• [EXERCISE REQUIREMENTS]: Show each line from the listing that includes the word "Updated".

• [DATASET ROWS]:
►

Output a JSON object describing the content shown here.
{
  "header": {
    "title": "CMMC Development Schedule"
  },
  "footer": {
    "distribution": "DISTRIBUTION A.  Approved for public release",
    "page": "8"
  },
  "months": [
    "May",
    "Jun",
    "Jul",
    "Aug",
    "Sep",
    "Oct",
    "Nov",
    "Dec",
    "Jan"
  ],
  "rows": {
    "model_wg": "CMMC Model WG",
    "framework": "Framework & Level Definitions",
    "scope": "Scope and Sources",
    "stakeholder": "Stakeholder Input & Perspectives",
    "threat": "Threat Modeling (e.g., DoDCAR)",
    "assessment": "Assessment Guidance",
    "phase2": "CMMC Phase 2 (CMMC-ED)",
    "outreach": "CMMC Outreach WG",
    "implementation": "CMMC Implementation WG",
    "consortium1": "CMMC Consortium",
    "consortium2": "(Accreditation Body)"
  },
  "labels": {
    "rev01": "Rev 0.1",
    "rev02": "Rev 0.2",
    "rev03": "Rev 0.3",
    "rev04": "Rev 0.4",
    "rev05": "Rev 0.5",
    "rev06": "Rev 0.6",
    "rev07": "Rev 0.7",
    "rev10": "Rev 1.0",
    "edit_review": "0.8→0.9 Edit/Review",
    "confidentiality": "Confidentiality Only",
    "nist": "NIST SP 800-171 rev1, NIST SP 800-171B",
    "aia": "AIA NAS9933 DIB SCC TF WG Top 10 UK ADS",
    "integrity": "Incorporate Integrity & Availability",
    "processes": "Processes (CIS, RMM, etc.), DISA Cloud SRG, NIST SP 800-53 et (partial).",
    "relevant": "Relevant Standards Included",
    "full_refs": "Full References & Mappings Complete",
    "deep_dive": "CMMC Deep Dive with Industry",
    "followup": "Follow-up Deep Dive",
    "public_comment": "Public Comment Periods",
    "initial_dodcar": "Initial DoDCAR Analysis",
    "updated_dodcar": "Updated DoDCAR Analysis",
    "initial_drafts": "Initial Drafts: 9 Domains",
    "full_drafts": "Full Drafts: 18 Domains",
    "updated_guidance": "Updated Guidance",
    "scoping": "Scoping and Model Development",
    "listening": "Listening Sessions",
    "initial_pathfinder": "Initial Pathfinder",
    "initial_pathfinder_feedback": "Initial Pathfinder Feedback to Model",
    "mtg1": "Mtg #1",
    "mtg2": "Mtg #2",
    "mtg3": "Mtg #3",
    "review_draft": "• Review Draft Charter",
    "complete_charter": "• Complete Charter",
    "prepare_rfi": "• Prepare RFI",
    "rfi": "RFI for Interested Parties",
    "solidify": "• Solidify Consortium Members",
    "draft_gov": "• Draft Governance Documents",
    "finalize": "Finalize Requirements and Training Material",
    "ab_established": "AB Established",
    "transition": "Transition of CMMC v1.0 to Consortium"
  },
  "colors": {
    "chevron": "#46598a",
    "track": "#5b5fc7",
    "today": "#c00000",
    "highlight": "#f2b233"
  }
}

◄

• [RESULT BELOW]:
    "updated_dodcar": "Updated DoDCAR Analysis",
    "updated_guidance": "Updated Guidance",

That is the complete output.